Copy out the listing that follows, exact in every word, and skip the images.
»»
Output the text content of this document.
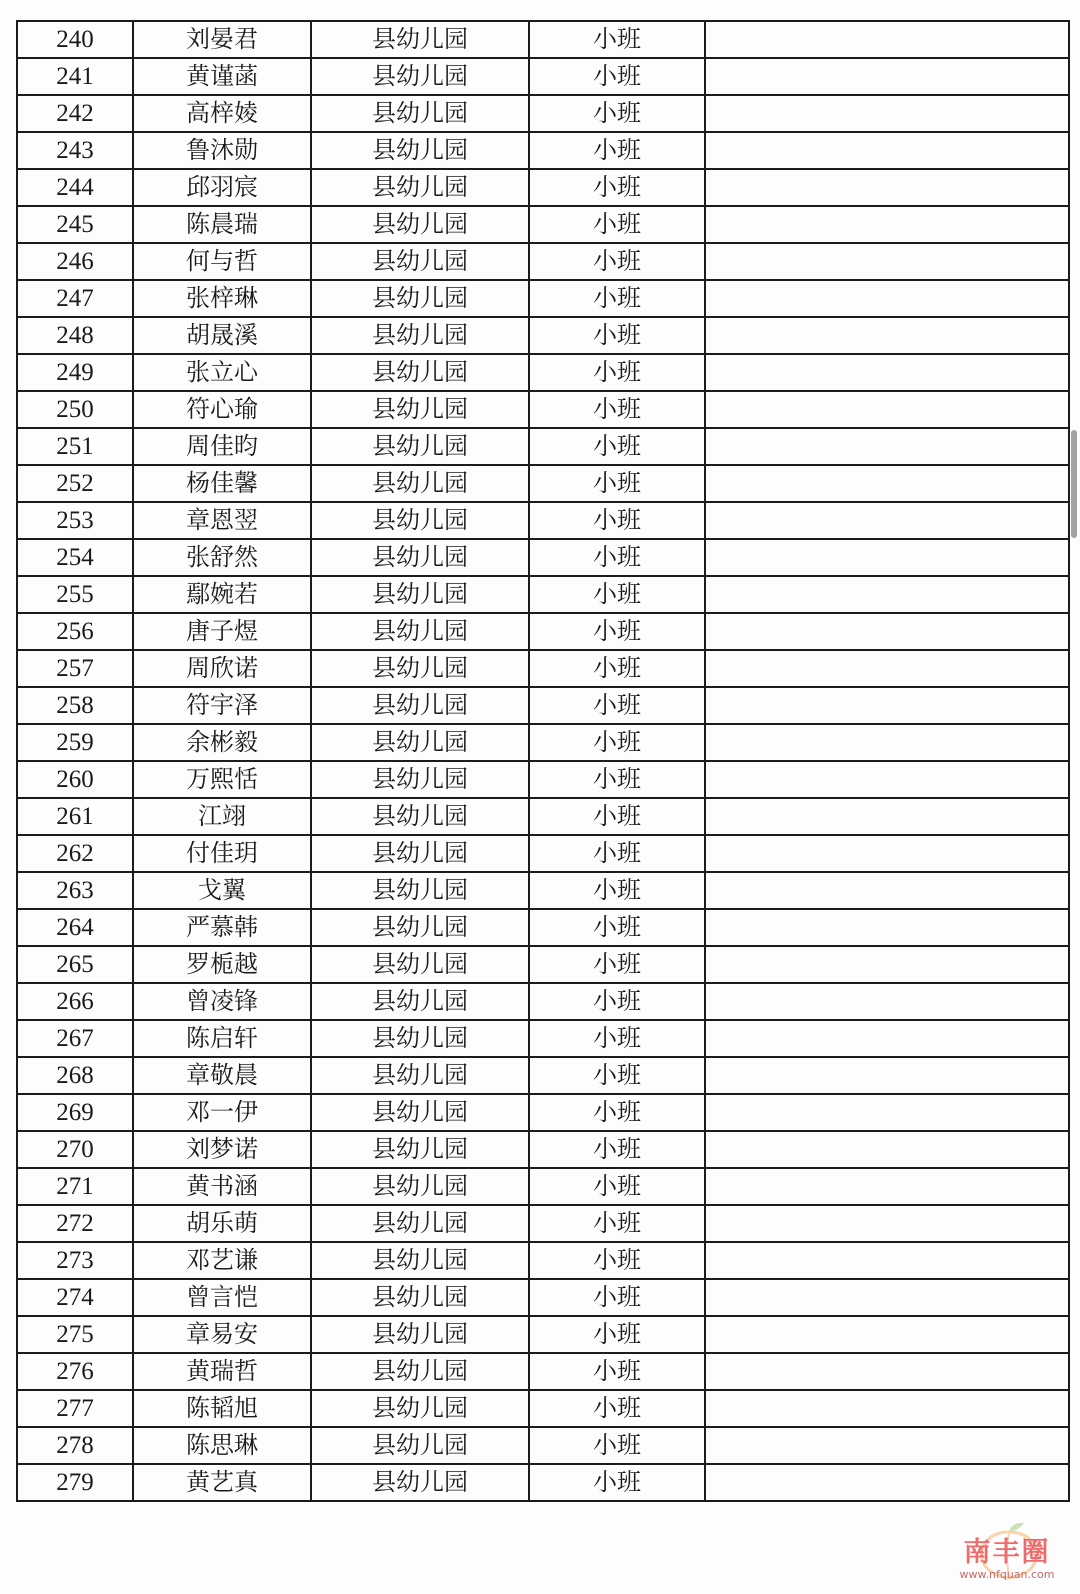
240	刘晏君	县幼儿园	小班	
241	黄谨菡	县幼儿园	小班	
242	高梓婈	县幼儿园	小班	
243	鲁沐勋	县幼儿园	小班	
244	邱羽宸	县幼儿园	小班	
245	陈晨瑞	县幼儿园	小班	
246	何与哲	县幼儿园	小班	
247	张梓琳	县幼儿园	小班	
248	胡晟溪	县幼儿园	小班	
249	张立心	县幼儿园	小班	
250	符心瑜	县幼儿园	小班	
251	周佳昀	县幼儿园	小班	
252	杨佳馨	县幼儿园	小班	
253	章恩翌	县幼儿园	小班	
254	张舒然	县幼儿园	小班	
255	鄢婉若	县幼儿园	小班	
256	唐子煜	县幼儿园	小班	
257	周欣诺	县幼儿园	小班	
258	符宇泽	县幼儿园	小班	
259	余彬毅	县幼儿园	小班	
260	万熙恬	县幼儿园	小班	
261	江翊	县幼儿园	小班	
262	付佳玥	县幼儿园	小班	
263	戈翼	县幼儿园	小班	
264	严慕韩	县幼儿园	小班	
265	罗栀越	县幼儿园	小班	
266	曾凌锋	县幼儿园	小班	
267	陈启轩	县幼儿园	小班	
268	章敬晨	县幼儿园	小班	
269	邓一伊	县幼儿园	小班	
270	刘梦诺	县幼儿园	小班	
271	黄书涵	县幼儿园	小班	
272	胡乐萌	县幼儿园	小班	
273	邓艺谦	县幼儿园	小班	
274	曾言恺	县幼儿园	小班	
275	章易安	县幼儿园	小班	
276	黄瑞哲	县幼儿园	小班	
277	陈韬旭	县幼儿园	小班	
278	陈思琳	县幼儿园	小班	
279	黄艺真	县幼儿园	小班	
南丰圈
www.nfquan.com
««
■ ANSWER TO THE EXERCISE
Output the text content of this document.
240	刘晏君	县幼儿园	小班	
241	黄谨菡	县幼儿园	小班	
242	高梓婈	县幼儿园	小班	
243	鲁沐勋	县幼儿园	小班	
244	邱羽宸	县幼儿园	小班	
245	陈晨瑞	县幼儿园	小班	
246	何与哲	县幼儿园	小班	
247	张梓琳	县幼儿园	小班	
248	胡晟溪	县幼儿园	小班	
249	张立心	县幼儿园	小班	
250	符心瑜	县幼儿园	小班	
251	周佳昀	县幼儿园	小班	
252	杨佳馨	县幼儿园	小班	
253	章恩翌	县幼儿园	小班	
254	张舒然	县幼儿园	小班	
255	鄢婉若	县幼儿园	小班	
256	唐子煜	县幼儿园	小班	
257	周欣诺	县幼儿园	小班	
258	符宇泽	县幼儿园	小班	
259	余彬毅	县幼儿园	小班	
260	万熙恬	县幼儿园	小班	
261	江翊	县幼儿园	小班	
262	付佳玥	县幼儿园	小班	
263	戈翼	县幼儿园	小班	
264	严慕韩	县幼儿园	小班	
265	罗栀越	县幼儿园	小班	
266	曾凌锋	县幼儿园	小班	
267	陈启轩	县幼儿园	小班	
268	章敬晨	县幼儿园	小班	
269	邓一伊	县幼儿园	小班	
270	刘梦诺	县幼儿园	小班	
271	黄书涵	县幼儿园	小班	
272	胡乐萌	县幼儿园	小班	
273	邓艺谦	县幼儿园	小班	
274	曾言恺	县幼儿园	小班	
275	章易安	县幼儿园	小班	
276	黄瑞哲	县幼儿园	小班	
277	陈韬旭	县幼儿园	小班	
278	陈思琳	县幼儿园	小班	
279	黄艺真	县幼儿园	小班	
南丰圈
www.nfquan.com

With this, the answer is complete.